▶ _Set problem A_
In the maze problem excerpt, what line should be printed when it is not possible to escape?
▶ _Set problem B_
Rewrite the stretch of the maze problem excerpt from "Each maze generates" through "takes to escape.", with "maze" replaced by "labyrinth".

▶ _Excerpt provided_
:::

Each maze generates one line of output. If it is possible to reach the exit, print a line of the form 
Escaped in x minute(s).

where x is replaced by the shortest time it takes to escape. 
If it is not possible to escape, print the line 
Trapped!

样例输入

3 4 5
S....
.###.
.##..
###.#

#####
#####
##.##
##...

#####
#####
#.###
####E

1 3 3
S##
#E#
###

0 0 0

样例输出

Escaped in 11 minute(s).
Trapped!

:::

▶ _Data section_
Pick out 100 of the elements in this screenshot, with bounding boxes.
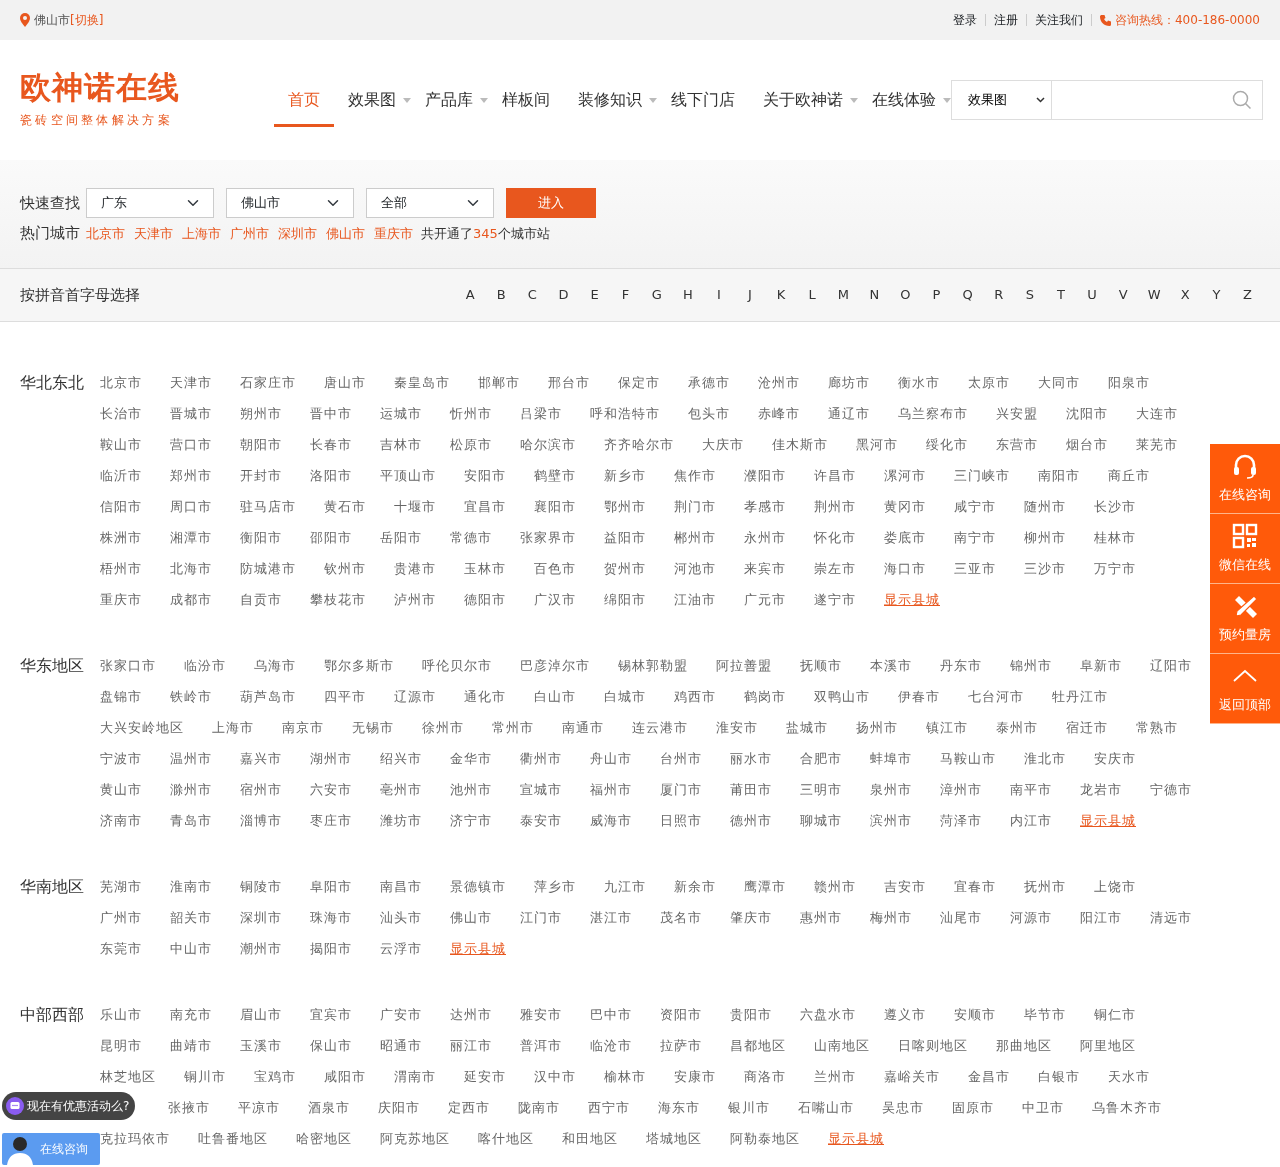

:::

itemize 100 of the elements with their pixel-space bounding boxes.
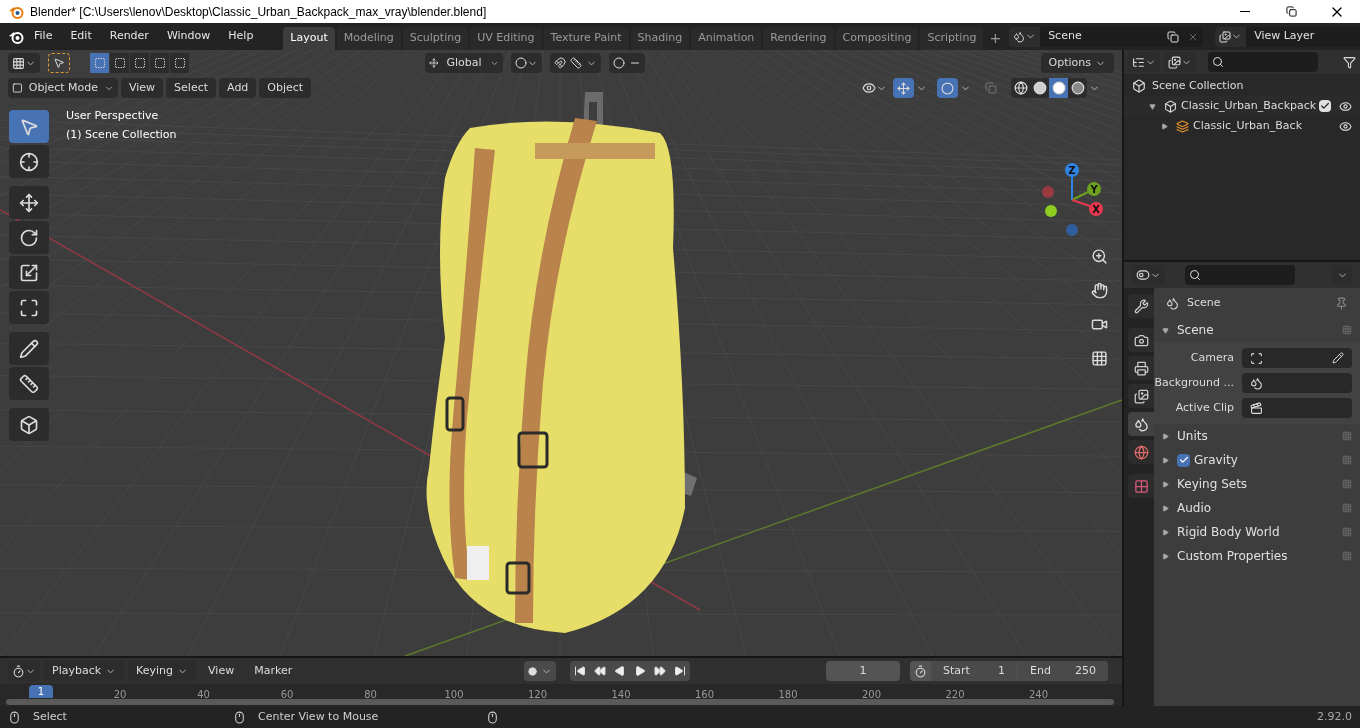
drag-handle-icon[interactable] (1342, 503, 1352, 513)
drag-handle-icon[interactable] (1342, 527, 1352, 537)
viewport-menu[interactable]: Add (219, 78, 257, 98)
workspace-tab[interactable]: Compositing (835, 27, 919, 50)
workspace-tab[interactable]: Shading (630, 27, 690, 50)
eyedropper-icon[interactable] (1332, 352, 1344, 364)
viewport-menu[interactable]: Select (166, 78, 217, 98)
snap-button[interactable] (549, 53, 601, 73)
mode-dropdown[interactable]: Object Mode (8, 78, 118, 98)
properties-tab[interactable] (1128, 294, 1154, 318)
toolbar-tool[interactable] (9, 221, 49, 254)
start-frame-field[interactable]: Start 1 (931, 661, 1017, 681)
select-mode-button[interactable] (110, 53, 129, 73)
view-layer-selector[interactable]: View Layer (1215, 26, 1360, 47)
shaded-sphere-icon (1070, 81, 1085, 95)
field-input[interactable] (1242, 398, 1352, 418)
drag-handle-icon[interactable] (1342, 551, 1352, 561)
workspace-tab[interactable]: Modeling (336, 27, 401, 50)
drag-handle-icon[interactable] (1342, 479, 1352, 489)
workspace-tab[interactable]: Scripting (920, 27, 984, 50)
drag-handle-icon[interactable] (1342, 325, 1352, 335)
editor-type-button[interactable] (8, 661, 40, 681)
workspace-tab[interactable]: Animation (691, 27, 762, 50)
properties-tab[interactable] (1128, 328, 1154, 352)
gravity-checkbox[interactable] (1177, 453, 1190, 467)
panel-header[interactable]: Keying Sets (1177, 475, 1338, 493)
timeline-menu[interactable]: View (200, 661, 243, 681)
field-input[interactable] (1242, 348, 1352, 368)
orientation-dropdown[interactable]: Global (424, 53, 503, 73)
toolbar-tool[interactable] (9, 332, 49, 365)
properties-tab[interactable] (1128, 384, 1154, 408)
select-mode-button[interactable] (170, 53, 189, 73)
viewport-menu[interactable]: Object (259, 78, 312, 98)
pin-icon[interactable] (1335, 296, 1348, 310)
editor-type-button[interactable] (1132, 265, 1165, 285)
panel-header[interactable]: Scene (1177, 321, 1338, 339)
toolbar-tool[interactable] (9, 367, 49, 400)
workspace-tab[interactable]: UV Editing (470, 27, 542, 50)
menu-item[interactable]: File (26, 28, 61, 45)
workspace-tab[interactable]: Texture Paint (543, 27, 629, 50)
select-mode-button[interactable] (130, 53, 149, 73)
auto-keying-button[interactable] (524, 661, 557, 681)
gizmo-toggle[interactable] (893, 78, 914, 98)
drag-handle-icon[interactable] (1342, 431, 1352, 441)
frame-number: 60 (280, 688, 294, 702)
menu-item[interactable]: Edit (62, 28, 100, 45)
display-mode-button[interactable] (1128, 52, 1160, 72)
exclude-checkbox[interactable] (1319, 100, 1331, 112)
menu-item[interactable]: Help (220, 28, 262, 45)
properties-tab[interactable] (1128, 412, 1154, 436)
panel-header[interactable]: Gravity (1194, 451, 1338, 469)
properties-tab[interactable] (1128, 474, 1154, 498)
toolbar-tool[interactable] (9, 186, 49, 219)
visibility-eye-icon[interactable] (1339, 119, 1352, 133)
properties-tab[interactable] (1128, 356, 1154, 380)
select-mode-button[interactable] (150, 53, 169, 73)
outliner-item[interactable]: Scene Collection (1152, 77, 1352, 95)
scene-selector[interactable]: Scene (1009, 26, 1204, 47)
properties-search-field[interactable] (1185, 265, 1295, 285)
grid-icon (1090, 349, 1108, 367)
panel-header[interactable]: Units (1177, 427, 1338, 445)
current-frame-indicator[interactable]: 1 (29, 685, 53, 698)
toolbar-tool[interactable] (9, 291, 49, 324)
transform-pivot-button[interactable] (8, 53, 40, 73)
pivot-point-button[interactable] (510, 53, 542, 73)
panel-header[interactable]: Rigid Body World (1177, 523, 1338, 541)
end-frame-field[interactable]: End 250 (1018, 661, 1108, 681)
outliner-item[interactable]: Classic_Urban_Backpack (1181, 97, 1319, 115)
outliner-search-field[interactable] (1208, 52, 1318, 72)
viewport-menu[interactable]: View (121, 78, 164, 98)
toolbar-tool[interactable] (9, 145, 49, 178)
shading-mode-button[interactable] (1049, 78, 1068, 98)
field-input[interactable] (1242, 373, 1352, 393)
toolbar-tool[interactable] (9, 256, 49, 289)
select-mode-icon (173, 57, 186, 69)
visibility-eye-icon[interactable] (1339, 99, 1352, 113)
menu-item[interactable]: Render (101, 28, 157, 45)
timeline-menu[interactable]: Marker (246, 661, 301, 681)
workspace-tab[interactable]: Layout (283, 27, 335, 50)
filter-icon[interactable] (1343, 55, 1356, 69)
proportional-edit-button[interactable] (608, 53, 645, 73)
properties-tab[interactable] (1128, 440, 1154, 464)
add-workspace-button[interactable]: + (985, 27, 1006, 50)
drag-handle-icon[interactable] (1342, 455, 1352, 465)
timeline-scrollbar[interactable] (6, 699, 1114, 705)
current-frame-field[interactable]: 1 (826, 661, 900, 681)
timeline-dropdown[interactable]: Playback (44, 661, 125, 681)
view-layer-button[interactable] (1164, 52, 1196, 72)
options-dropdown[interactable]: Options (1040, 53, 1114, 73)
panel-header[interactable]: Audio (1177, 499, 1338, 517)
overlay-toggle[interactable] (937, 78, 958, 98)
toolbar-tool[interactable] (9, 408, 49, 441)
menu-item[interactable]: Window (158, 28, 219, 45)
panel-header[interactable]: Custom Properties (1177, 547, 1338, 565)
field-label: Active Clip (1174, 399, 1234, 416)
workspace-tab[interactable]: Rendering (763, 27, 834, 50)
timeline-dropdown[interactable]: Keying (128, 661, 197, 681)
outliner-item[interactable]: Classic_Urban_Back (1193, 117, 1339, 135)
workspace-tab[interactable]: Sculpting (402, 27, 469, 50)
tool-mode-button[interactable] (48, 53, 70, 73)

:::

▶ _Expected output A_
Trapped!

▶ _Expected output B_
Each labyrinth generates one line of output. If it is possible to reach the exit, print a line of the form 
Escaped in x minute(s).

where x is replaced by the shortest time it takes to escape.